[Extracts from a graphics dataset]
>> start
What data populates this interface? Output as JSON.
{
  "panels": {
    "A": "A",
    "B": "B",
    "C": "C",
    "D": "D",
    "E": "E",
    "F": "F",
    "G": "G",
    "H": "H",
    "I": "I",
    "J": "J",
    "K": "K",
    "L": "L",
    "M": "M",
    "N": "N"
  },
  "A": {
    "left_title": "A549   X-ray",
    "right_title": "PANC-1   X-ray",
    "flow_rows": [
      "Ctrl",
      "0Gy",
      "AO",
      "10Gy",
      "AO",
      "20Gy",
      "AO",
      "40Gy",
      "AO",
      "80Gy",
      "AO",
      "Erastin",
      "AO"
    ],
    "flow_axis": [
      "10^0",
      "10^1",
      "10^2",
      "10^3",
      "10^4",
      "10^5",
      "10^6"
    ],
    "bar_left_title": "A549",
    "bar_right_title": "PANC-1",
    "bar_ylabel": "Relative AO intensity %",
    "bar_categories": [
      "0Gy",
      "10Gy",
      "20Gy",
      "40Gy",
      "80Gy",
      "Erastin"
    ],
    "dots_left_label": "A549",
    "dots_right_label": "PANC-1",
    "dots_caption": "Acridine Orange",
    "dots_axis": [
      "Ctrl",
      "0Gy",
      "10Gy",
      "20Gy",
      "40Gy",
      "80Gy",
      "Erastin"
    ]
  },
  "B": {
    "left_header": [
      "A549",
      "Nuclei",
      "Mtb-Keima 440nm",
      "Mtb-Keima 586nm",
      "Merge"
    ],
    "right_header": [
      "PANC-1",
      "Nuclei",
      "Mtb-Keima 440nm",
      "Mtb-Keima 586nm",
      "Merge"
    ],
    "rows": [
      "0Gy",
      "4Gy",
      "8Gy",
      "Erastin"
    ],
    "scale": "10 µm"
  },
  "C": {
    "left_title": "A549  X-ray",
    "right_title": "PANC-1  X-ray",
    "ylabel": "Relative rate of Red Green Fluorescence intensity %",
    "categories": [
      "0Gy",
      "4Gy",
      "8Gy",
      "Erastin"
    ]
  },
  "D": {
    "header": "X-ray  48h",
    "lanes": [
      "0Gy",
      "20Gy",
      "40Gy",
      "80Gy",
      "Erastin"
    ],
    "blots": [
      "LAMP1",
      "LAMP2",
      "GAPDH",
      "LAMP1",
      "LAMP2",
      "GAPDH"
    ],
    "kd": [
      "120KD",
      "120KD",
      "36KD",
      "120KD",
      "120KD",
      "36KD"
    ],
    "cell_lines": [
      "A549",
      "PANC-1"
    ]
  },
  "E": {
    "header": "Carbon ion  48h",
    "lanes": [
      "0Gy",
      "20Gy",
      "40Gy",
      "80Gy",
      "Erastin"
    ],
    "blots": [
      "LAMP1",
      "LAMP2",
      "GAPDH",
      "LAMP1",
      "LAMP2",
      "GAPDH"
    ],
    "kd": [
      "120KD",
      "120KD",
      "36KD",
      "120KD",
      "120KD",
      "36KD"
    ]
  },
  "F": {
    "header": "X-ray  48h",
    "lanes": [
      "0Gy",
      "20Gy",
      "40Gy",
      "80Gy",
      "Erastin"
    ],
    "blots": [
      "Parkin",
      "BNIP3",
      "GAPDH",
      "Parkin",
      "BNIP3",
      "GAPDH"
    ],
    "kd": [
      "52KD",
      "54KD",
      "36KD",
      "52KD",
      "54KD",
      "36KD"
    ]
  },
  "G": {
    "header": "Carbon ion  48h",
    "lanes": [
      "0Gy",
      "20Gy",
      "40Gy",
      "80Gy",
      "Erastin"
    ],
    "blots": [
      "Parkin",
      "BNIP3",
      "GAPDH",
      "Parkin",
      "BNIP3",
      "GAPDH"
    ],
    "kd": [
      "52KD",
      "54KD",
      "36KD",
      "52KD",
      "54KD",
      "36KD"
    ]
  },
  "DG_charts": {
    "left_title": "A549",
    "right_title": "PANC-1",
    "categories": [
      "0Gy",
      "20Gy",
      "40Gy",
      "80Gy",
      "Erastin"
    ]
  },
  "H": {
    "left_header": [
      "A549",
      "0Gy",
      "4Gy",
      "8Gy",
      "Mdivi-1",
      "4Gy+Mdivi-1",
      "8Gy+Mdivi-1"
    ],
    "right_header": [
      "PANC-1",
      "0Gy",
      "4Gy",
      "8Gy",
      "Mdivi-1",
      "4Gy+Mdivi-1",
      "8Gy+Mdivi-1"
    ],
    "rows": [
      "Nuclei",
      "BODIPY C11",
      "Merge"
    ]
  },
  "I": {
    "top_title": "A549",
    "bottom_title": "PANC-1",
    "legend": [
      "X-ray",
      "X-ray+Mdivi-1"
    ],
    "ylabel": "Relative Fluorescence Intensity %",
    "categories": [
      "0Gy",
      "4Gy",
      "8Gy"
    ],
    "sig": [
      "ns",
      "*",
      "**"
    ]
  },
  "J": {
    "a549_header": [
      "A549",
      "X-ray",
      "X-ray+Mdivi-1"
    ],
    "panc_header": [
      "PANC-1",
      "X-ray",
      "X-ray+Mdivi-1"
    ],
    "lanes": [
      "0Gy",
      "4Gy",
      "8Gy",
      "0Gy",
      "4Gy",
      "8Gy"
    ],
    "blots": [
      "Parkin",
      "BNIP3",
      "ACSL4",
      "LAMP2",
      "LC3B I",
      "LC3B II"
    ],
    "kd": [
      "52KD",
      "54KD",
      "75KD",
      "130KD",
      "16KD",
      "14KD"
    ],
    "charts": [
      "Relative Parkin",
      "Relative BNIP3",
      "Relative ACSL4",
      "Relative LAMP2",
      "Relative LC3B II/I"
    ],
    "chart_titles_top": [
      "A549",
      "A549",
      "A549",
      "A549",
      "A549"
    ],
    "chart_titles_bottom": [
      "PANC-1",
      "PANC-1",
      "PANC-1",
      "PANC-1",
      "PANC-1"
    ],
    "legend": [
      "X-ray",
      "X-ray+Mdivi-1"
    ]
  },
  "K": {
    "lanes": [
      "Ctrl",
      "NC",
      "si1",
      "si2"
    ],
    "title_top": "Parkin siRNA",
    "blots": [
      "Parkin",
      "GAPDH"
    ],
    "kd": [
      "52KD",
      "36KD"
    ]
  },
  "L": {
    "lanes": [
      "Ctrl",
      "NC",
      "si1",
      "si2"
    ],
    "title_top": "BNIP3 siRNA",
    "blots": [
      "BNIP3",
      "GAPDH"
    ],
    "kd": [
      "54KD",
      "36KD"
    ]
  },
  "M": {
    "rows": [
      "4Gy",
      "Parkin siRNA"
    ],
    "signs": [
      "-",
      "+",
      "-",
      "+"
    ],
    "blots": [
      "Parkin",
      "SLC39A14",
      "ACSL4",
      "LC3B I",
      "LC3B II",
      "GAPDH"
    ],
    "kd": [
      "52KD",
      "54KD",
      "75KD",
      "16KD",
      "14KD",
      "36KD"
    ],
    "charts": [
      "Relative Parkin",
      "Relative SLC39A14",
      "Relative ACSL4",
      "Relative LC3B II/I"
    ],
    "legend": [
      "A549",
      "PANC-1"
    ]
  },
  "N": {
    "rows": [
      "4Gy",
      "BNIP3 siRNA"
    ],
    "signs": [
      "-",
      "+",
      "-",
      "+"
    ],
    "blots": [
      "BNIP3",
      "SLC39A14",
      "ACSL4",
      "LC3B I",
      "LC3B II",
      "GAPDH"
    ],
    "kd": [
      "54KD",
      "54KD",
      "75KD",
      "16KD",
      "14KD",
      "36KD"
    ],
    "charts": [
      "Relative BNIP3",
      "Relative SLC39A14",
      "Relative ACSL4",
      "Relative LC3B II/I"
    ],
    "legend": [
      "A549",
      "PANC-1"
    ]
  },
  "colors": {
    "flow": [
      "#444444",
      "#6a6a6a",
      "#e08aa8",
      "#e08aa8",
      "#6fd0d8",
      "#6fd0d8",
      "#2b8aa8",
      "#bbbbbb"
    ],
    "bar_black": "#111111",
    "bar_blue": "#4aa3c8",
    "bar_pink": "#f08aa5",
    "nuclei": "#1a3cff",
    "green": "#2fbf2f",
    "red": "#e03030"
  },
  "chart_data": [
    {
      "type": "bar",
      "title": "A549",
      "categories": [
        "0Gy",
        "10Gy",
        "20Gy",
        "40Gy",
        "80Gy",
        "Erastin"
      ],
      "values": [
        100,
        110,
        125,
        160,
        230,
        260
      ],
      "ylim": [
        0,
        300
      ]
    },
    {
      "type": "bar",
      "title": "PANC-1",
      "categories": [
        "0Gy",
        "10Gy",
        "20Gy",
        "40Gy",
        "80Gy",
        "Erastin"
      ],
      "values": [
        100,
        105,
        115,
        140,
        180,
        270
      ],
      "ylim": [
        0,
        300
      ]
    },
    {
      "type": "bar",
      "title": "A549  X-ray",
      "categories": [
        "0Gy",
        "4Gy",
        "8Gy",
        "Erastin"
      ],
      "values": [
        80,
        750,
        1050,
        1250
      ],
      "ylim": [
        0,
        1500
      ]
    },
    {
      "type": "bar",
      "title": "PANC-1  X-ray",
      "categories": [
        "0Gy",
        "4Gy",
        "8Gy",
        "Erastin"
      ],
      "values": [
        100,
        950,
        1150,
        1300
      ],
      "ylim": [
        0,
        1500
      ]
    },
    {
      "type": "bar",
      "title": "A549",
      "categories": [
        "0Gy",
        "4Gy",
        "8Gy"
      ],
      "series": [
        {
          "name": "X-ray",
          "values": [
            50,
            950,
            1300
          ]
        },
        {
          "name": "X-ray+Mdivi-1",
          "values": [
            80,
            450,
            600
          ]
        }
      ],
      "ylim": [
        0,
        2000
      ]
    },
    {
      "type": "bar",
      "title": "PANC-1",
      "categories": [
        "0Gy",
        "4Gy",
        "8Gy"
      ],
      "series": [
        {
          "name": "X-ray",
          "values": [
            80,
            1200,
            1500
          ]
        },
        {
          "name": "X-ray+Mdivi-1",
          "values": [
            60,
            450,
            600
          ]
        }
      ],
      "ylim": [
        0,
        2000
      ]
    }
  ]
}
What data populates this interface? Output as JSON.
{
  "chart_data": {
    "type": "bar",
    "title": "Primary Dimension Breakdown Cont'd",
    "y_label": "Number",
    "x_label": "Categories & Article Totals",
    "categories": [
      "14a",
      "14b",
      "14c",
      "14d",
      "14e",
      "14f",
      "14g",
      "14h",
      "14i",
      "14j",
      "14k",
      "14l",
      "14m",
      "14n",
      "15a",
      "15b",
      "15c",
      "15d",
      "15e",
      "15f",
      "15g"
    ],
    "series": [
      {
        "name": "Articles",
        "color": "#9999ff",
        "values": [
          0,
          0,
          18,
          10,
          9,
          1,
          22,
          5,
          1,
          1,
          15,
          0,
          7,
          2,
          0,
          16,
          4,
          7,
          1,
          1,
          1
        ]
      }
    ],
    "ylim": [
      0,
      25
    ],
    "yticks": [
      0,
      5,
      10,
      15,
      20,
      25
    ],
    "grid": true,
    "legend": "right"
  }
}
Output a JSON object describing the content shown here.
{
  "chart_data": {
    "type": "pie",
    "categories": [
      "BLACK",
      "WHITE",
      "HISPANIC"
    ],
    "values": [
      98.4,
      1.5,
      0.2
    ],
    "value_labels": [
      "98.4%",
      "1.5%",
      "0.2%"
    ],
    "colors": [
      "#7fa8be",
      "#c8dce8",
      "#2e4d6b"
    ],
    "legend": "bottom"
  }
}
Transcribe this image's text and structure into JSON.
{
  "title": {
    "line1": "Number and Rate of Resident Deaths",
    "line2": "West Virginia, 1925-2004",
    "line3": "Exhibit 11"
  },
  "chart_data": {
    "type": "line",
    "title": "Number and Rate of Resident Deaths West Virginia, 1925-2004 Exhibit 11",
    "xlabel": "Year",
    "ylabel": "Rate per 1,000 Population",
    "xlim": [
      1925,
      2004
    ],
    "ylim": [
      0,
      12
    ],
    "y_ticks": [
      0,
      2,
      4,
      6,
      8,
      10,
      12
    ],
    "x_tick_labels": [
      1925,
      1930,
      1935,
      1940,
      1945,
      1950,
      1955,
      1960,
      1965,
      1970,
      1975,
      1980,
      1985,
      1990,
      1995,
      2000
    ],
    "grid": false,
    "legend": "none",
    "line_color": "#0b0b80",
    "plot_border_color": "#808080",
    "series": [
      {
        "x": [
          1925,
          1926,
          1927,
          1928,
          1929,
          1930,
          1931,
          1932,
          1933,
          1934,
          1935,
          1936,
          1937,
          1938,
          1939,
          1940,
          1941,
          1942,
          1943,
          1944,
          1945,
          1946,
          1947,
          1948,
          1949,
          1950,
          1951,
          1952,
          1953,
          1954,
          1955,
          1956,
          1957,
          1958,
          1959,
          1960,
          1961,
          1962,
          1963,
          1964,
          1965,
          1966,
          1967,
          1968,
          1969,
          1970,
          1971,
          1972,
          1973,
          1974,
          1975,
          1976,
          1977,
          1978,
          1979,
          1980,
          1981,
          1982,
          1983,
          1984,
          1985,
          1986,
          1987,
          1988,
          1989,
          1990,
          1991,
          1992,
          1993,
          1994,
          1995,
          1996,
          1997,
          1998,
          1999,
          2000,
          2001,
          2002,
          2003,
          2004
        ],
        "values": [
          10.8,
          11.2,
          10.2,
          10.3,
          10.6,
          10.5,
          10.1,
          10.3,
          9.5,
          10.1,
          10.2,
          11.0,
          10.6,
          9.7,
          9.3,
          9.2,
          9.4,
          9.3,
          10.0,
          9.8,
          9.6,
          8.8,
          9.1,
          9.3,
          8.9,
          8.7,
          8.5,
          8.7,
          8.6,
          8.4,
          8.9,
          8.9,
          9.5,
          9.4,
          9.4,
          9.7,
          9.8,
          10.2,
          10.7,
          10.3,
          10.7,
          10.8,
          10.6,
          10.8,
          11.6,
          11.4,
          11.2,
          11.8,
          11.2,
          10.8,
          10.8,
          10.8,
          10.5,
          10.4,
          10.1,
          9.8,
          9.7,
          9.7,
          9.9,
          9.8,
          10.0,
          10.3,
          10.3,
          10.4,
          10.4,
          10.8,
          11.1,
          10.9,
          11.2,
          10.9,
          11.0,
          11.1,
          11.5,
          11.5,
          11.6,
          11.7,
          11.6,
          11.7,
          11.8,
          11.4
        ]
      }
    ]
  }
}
>> end
Collect every line above that contains the word "Exhibit".

    "line3": "Exhibit 11"
    "title": "Number and Rate of Resident Deaths West Virginia, 1925-2004 Exhibit 11",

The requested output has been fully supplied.